# configurare qt in gnome

## MajinJoko

Buongiorno a tutti,

ho una gentoo con Gnome, anche se non disdegno qualche applicazione di kde (in particolare k3b e kaffeine).

Ricordo che una volta da qtconfig configuravo il tema usato dalle applicazioni in qt senza troppi problemi.

Ora la situazione è questa: k3b e kaffeine ignorano bellamente qualunque modifica al tema impostato in qtconfig (che sia cleanlooks, gtk+, windows..). Addirittura in avvio kaffeine si lamentava della mancanza del pacchetto di icone standard oxygen, così ho installato il pacchetto oxygen-icons. Problema risolto se non fosse che installare un pacchetto da 134mb solo per delle icone mi sembra un po' come sparare con un bazooka su una formica.

Dove mai sbaglio? Come mai qtconfig non cambia nulla? Ho trovato questo: http://pollycoke.net/doc/integrare-applicazioni-qt-e-kde-in-gnome/ e mi sembra di far le stesse cose, ma evidentemente non è così.

Potete aiutarmi?

Grazie!

----------

## riverdragon

Io non utilizzo applicazioni qt a parte quella che sto scrivendo io, ho fatto la prova con qtconfig e la differenza si vede.

Da me qt-core è compilato con le use (exceptions glib iconv optimized-qmake pch qt3support ssl -aqua -debug -doc) e qt-gui con (accessibility cups dbus exceptions glib gtk mng pch qt3support tiff xinerama -aqua -debug -nas -nis -raster).

----------

## MajinJoko

ho controllato le flag, cambia per il primo l'optimized-qmake e per il secondo pch e xinerama.

Anche da root non cambia. A meno che siano kaffeine e k3b a fare storie. Perché la finestra di qtconfig, quando cambio e salvo, si modifica, eccome.
# # # # # # #
**QUESITO 1:**
Per ciascuna delle affermazioni seguenti, indichi se concorda con la discussione su Qt in GNOME, rispondendo sì o no e citando fra virgolette le parole del brano che lo stabiliscono.
(a) Chi apre la discussione usa Gentoo con GNOME.
(b) Il pacchetto oxygen-icons installato pesa 134 MB.
(c) riverdragon utilizza varie applicazioni qt oltre a quella che sta scrivendo.
**QUESITO 2:**
Riprenda la discussione su Qt in GNOME dopo l'ultimo intervento e la prosegua.

(Righe estratte)
# # # # # # #
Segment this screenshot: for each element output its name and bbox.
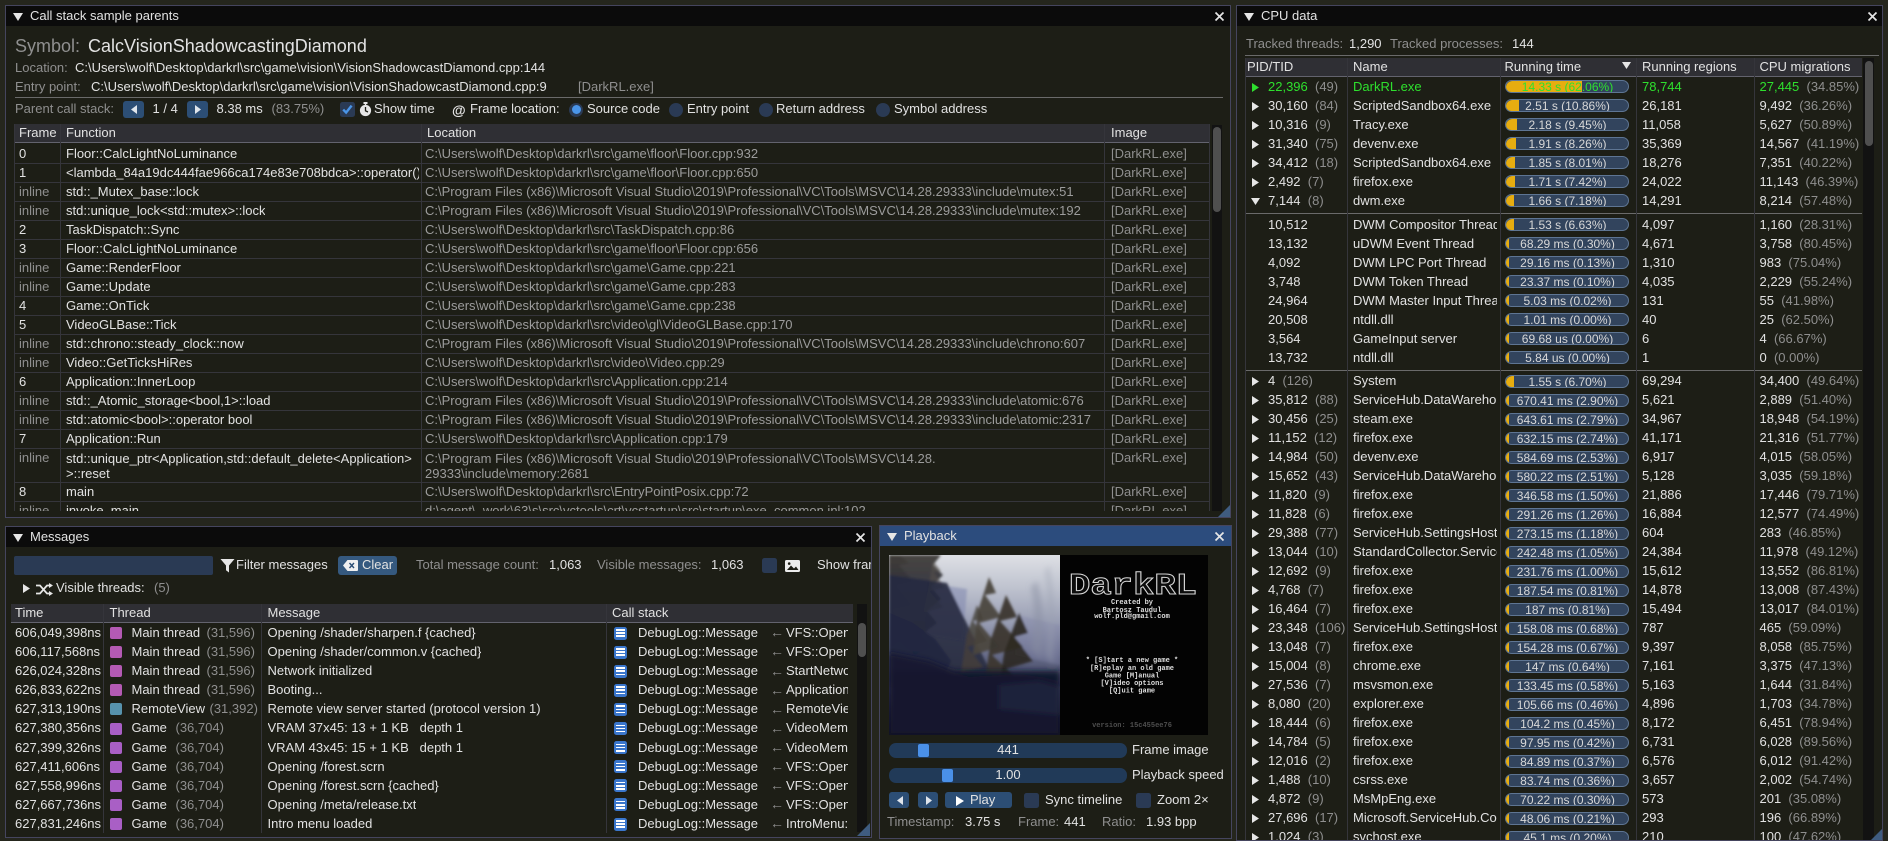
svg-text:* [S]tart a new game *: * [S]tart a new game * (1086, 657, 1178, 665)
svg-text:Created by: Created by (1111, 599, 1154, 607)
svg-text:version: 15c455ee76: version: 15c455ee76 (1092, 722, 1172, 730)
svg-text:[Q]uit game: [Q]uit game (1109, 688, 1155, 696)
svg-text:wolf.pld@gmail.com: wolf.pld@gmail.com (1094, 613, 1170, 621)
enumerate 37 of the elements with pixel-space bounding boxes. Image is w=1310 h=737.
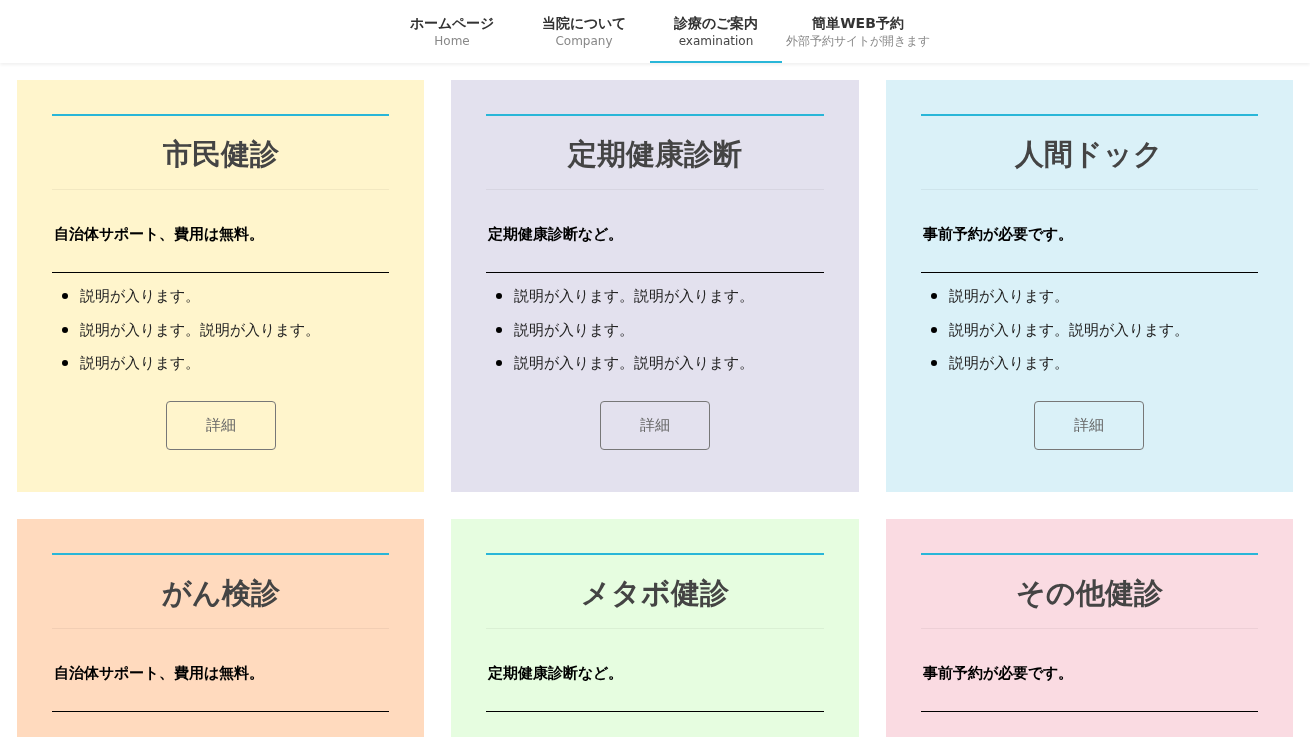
# # # # # # #
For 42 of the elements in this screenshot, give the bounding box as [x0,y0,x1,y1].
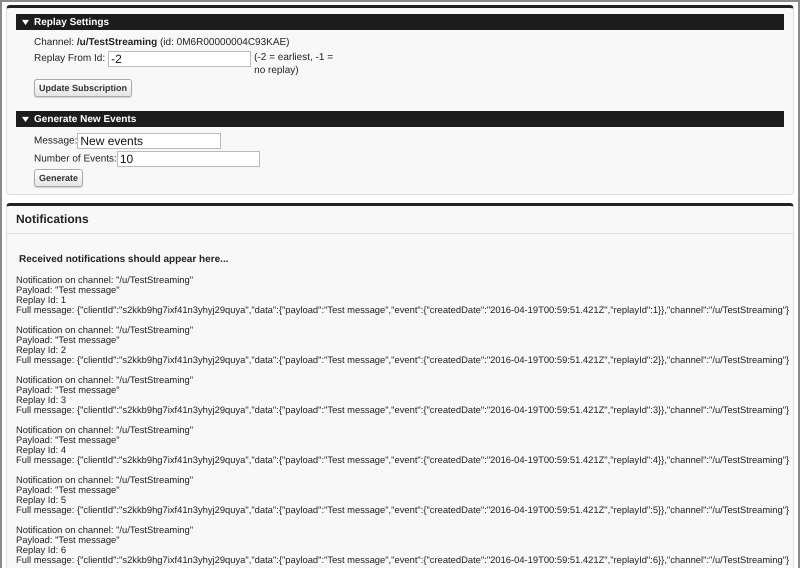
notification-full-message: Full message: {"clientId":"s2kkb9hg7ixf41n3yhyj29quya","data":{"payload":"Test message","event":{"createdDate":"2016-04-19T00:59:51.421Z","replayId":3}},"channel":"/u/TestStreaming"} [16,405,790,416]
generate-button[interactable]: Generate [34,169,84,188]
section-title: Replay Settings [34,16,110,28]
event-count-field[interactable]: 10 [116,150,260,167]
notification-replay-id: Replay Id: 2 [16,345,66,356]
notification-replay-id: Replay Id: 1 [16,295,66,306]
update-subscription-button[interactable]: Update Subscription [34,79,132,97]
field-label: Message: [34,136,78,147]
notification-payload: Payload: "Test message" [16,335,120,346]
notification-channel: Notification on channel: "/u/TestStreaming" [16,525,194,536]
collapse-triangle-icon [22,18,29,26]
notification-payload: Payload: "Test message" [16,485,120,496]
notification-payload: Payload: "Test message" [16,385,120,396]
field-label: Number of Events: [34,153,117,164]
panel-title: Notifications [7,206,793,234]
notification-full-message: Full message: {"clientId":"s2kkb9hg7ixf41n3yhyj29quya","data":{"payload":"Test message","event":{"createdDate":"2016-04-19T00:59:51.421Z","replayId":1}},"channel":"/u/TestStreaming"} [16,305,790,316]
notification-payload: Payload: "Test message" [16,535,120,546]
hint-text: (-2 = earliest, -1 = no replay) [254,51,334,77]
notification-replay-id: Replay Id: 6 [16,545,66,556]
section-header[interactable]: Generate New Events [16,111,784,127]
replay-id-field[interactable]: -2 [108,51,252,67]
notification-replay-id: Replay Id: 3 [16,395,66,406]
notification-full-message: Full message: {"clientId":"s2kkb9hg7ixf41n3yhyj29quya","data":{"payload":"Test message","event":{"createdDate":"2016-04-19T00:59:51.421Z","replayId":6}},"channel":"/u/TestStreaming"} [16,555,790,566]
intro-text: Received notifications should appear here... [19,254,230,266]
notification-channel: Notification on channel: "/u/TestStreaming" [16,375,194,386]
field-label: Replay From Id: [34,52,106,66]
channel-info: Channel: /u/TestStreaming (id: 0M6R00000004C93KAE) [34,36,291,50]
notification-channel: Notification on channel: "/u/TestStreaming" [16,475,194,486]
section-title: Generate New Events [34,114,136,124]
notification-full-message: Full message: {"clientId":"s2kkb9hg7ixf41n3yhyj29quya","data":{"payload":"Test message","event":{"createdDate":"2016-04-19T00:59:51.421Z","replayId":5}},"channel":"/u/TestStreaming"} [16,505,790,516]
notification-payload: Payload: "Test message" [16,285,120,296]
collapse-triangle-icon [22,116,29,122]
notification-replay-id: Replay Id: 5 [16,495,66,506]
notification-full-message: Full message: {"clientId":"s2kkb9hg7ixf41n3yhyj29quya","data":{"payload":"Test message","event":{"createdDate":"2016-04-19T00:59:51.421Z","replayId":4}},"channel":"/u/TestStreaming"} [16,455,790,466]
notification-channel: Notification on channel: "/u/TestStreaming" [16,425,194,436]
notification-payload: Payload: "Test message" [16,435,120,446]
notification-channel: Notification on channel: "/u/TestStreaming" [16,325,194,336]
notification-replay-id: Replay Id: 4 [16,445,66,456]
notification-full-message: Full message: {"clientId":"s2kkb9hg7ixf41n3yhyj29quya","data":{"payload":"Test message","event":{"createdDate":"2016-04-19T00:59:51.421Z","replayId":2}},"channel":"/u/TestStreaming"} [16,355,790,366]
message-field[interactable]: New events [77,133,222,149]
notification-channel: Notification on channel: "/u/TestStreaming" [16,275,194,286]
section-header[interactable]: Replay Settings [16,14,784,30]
# # # # # # #
**RISPOSTA AL QUESITO 1:**
(a) Sì: "ho una gentoo con Gnome".
(b) Sì: "installare un pacchetto da 134mb solo per delle icone".
(c) No: "Io non utilizzo applicazioni qt a parte quella che sto scrivendo io".

**RISPOSTA AL QUESITO 2:**
Visto che sul forum ho trovato anche qualcosa su .config/Trolltech.conf, vi posto anche il mio:

 *Quote:*   

> $ cat .config/Trolltech.conf | grep -i style
> 
> style=GTK+
> 
> XIMInputStyle=On The Spot

 

Inutile dire che non cambia lo stesso   :Sad: 

----------

## riverdragon

Ai tempi delle rispettive versioni per kde3 qualche applicazione cambiava il tema usando kconfig, un programmino apposito. Per kde4 non so come funzioni, ma forse la strada passa per di lì.

Off-topic: perché non usi totem/vlc e brasero? Io mi ci trovo benissimo.

----------

## MajinJoko

 *riverdragon wrote:*   

> Ai tempi delle rispettive versioni per kde3 qualche applicazione cambiava il tema usando kconfig, un programmino apposito. Per kde4 non so come funzioni, ma forse la strada passa per di lì.

 

Non ne vengo proprio a capo. Grazie lo stesso.

 *riverdragon wrote:*   

> Off-topic: perché non usi totem/vlc e brasero? Io mi ci trovo benissimo.

 

Kaffeine lo avevo installato perché per il dvb secondo me è il migliore, permette di registrare e supporta discretamente l'epg.

Totem non mi sembra a quel livello, e vlc lo sto provando con soddisfazione, peccato che non permette di pianificare le registrazioni e l'epg fa pena (bisogna aprirlo canale per canale).

Per quanto riguarda k3b, mi sembra davvero il migliore su linux. Forse però sbaglio, è una convinzione "dura a morire", darò un'altra possibilità a brasero.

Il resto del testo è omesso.